Ultra-discriminating viewers may be interested to learn that Proton plans to enter the wide-screen TV market late this summer. Not only will the Proton DT-3660 provide four selectable picture formats (depending upon aspect ratio), but it also boasts 720 lines of horizontal resolution for "theater quality" images.

Proton hopes to have it in stores by August, and the asking price will be just under $5,000.

Not quite that discriminating? Well, how about Pioneer's new LaserActive machine, a mid-priced laser disc player that can also be used to play video games or as a karaoke machine?

Designed to be more than just a single-function device, the base model CLD-A100 is a standard-sized laser disc player listing at $799. But unlike most LD players, the LaserActive has a slot that can accommodate a pack for playing Sega cartridges or CD-ROM games (the PAC-S10, at $499); one that does the same for Nintendo software (the PAC-N10, also $499); and one with mic inputs and a mixer for home karaoke use (PAC-K1, at $299).

Video games

It used to be that the video game market boiled down to a simple choice between Nintendo and Sega, but those days are long gone. Now, erstwhile gamers need also decide whether they want 16-bit or 32-bit hardware, cartridge or CD software, standard games or interactive movies. . . . It's enough to make you nostalgic for the relative simplicity of Pong.

Fortunately, the biggest news in video-game hardware is actually designed to go with a gadget many gamers already have: The Sega Genesis machine. With Edge 16, a new Sega/AT&T; product, it will be possible to play Mortal Kombat, Virtua Racing or any other Sega Genesis game over the phone with a friend -- and chat as you do it! (Bet mom and dad will love their long distance bills when this hits the market.) Edge 16 is due out in the fall for under $150; Edge Cards, which allow the games to work with the new technology, will cost between $15 and $20.

Nor is this Sega/AT&T; marriage the only corporate cross-fertilization going on in gameland. Viacom, the company that owns MTV and Nickelodeon, has launched a video-game division that hopes to translate MTV and Nickelodeon programming into video games.

No, that doesn't mean we'll be seeing a Sega or Nintendo version of "Totally Pauly" (at least, I hope it doesn't). But we will see "Rocko's Modern Life: Spunky's Dangerous Day" -- a game derived from the Nickelodeon cartoon "Rocko's Modern Life" -- in stores by May or June. And yes, there is a Beavis & Butt-head game in the works, but it won't be available until September. Perfect for those back-to-school sales, eh?

* * *

(Work instruction): Print the consumer electronics article word for word from "Fortunately, the biggest" to "between $15 and $20.". Rely only on the consumer electronics article; the lines play no part.

(Page segmentation data)
* * *

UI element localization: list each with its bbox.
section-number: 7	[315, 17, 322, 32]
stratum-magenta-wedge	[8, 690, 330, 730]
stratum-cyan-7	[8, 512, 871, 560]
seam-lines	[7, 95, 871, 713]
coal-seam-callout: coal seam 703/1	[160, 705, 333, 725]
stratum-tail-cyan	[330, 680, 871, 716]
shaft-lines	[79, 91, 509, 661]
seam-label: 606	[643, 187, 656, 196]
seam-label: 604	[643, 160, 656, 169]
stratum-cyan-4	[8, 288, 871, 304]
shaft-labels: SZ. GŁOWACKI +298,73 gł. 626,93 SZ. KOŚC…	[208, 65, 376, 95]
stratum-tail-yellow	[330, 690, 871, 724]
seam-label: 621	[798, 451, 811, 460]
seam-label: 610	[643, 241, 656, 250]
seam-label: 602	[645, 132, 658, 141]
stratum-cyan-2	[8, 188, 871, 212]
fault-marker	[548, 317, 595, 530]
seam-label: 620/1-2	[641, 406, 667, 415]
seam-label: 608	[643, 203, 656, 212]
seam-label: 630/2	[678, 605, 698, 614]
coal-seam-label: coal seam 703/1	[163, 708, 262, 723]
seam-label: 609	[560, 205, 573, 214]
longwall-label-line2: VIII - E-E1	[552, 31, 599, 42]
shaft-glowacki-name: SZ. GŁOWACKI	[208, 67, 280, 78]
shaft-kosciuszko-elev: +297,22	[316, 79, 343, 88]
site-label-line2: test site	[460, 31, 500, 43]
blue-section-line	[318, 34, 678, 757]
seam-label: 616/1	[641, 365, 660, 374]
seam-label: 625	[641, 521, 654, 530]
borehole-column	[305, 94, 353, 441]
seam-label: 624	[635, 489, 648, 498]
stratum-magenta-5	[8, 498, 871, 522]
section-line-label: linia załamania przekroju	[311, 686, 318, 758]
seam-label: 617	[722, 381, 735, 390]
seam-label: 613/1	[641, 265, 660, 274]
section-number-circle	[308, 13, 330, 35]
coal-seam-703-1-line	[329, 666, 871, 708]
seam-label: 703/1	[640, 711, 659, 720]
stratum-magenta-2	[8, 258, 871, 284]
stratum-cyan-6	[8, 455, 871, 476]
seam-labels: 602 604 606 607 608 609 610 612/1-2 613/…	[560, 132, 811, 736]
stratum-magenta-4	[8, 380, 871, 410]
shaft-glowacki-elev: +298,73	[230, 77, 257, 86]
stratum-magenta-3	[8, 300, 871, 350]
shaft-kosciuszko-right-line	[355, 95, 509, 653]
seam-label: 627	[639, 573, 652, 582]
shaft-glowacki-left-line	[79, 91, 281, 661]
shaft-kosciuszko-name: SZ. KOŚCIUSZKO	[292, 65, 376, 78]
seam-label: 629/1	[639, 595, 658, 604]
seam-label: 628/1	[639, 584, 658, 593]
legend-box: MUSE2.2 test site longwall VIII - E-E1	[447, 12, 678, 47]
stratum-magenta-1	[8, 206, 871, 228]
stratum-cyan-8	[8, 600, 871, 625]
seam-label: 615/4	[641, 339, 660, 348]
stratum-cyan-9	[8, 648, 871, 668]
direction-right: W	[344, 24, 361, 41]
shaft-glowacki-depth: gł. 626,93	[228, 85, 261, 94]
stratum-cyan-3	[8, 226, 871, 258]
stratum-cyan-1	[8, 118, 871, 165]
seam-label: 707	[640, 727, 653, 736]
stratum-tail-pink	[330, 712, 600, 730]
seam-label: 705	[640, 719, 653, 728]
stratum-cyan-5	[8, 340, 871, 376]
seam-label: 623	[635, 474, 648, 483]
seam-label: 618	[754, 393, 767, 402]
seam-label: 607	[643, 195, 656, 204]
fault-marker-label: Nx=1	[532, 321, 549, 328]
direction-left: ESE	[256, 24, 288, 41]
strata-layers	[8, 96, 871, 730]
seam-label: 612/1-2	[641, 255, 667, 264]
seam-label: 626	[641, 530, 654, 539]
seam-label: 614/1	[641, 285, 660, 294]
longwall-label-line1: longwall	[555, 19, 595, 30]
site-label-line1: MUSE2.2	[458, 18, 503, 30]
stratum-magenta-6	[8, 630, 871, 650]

* * *

(Answer to the exercise):
Fortunately, the biggest news in video-game hardware is actually designed to go with a gadget many gamers already have: The Sega Genesis machine. With Edge 16, a new Sega/AT&T; product, it will be possible to play Mortal Kombat, Virtua Racing or any other Sega Genesis game over the phone with a friend -- and chat as you do it! (Bet mom and dad will love their long distance bills when this hits the market.) Edge 16 is due out in the fall for under $150; Edge Cards, which allow the games to work with the new technology, will cost between $15 and $20.